▶ _Dataset records_:
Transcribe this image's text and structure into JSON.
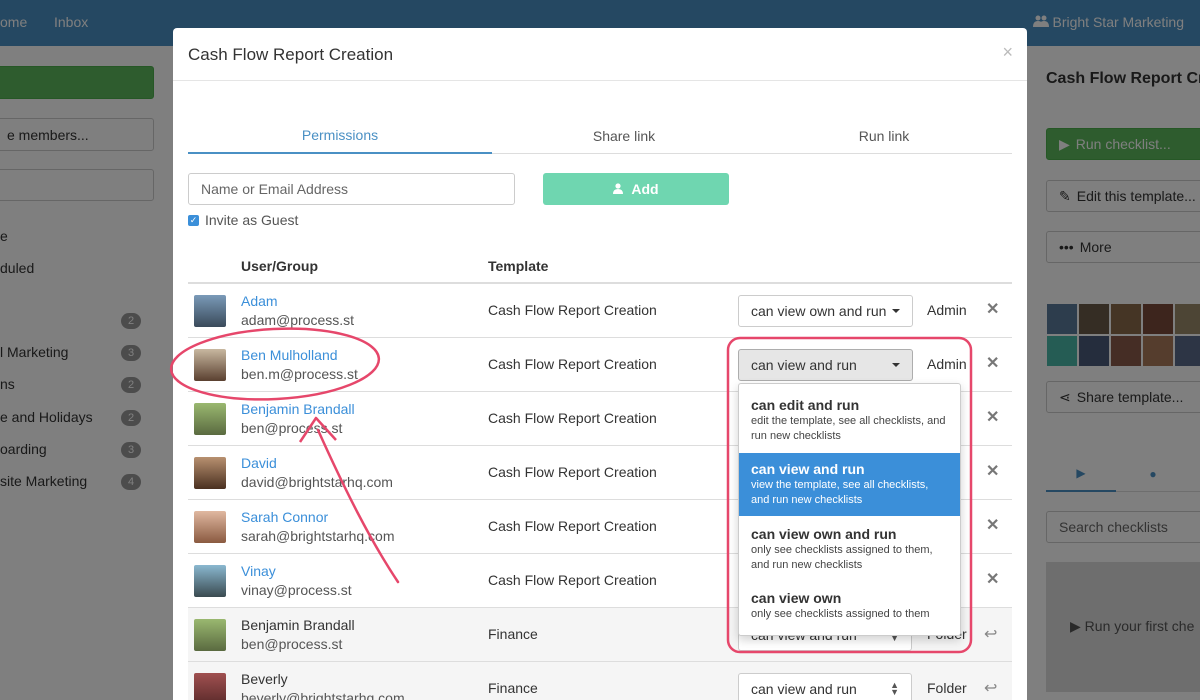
{
  "topbar": {
    "nav_home": "ome",
    "nav_inbox": "Inbox",
    "brand": "Bright Star Marketing"
  },
  "left": {
    "create_button": "",
    "members_button": "e members...",
    "items": [
      {
        "label": "e",
        "count": ""
      },
      {
        "label": "duled",
        "count": ""
      },
      {
        "label": "",
        "count": "2"
      },
      {
        "label": "l Marketing",
        "count": "3"
      },
      {
        "label": "ns",
        "count": "2"
      },
      {
        "label": "e and Holidays",
        "count": "2"
      },
      {
        "label": "oarding",
        "count": "3"
      },
      {
        "label": "site Marketing",
        "count": "4"
      }
    ]
  },
  "right": {
    "title": "Cash Flow Report Cre",
    "run_button": "Run checklist...",
    "edit_button": "Edit this template...",
    "more_button": "More",
    "share_button": "Share template...",
    "search_placeholder": "Search checklists",
    "run_first": "Run your first che"
  },
  "modal": {
    "title": "Cash Flow Report Creation",
    "close": "×",
    "tabs": [
      "Permissions",
      "Share link",
      "Run link"
    ],
    "active_tab": 0,
    "name_placeholder": "Name or Email Address",
    "add_button": "Add",
    "invite_guest": "Invite as Guest",
    "invite_guest_checked": true,
    "col_user": "User/Group",
    "col_template": "Template",
    "rows": [
      {
        "name": "Adam",
        "email": "adam@process.st",
        "template": "Cash Flow Report Creation",
        "permission": "can view own and run",
        "role": "Admin",
        "action": "remove"
      },
      {
        "name": "Ben Mulholland",
        "email": "ben.m@process.st",
        "template": "Cash Flow Report Creation",
        "permission": "can view and run",
        "role": "Admin",
        "action": "remove"
      },
      {
        "name": "Benjamin Brandall",
        "email": "ben@process.st",
        "template": "Cash Flow Report Creation",
        "permission": "",
        "role": "",
        "action": "remove"
      },
      {
        "name": "David",
        "email": "david@brightstarhq.com",
        "template": "Cash Flow Report Creation",
        "permission": "",
        "role": "t",
        "action": "remove"
      },
      {
        "name": "Sarah Connor",
        "email": "sarah@brightstarhq.com",
        "template": "Cash Flow Report Creation",
        "permission": "",
        "role": "t",
        "action": "remove"
      },
      {
        "name": "Vinay",
        "email": "vinay@process.st",
        "template": "Cash Flow Report Creation",
        "permission": "",
        "role": "n",
        "action": "remove"
      },
      {
        "name": "Benjamin Brandall",
        "email": "ben@process.st",
        "template": "Finance",
        "permission": "can view and run",
        "role": "Folder",
        "action": "undo"
      },
      {
        "name": "Beverly",
        "email": "beverly@brightstarhq.com",
        "template": "Finance",
        "permission": "can view and run",
        "role": "Folder",
        "action": "undo"
      }
    ],
    "dropdown": {
      "options": [
        {
          "title": "can edit and run",
          "desc": "edit the template, see all checklists, and run new checklists"
        },
        {
          "title": "can view and run",
          "desc": "view the template, see all checklists, and run new checklists"
        },
        {
          "title": "can view own and run",
          "desc": "only see checklists assigned to them, and run new checklists"
        },
        {
          "title": "can view own",
          "desc": "only see checklists assigned to them"
        }
      ],
      "selected": 1
    }
  },
  "colors": {
    "accent": "#3b8fd9",
    "topbar": "#4a90c4",
    "add_button": "#6fd6b0",
    "annotation": "#e6476b"
  }
}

▶ _GIVEN TASK_:
Extract every line above containing the word "process".

▶ _THE SOLUTION_:
        "email": "adam@process.st",
        "email": "ben.m@process.st",
        "email": "ben@process.st",
        "email": "vinay@process.st",
        "email": "ben@process.st",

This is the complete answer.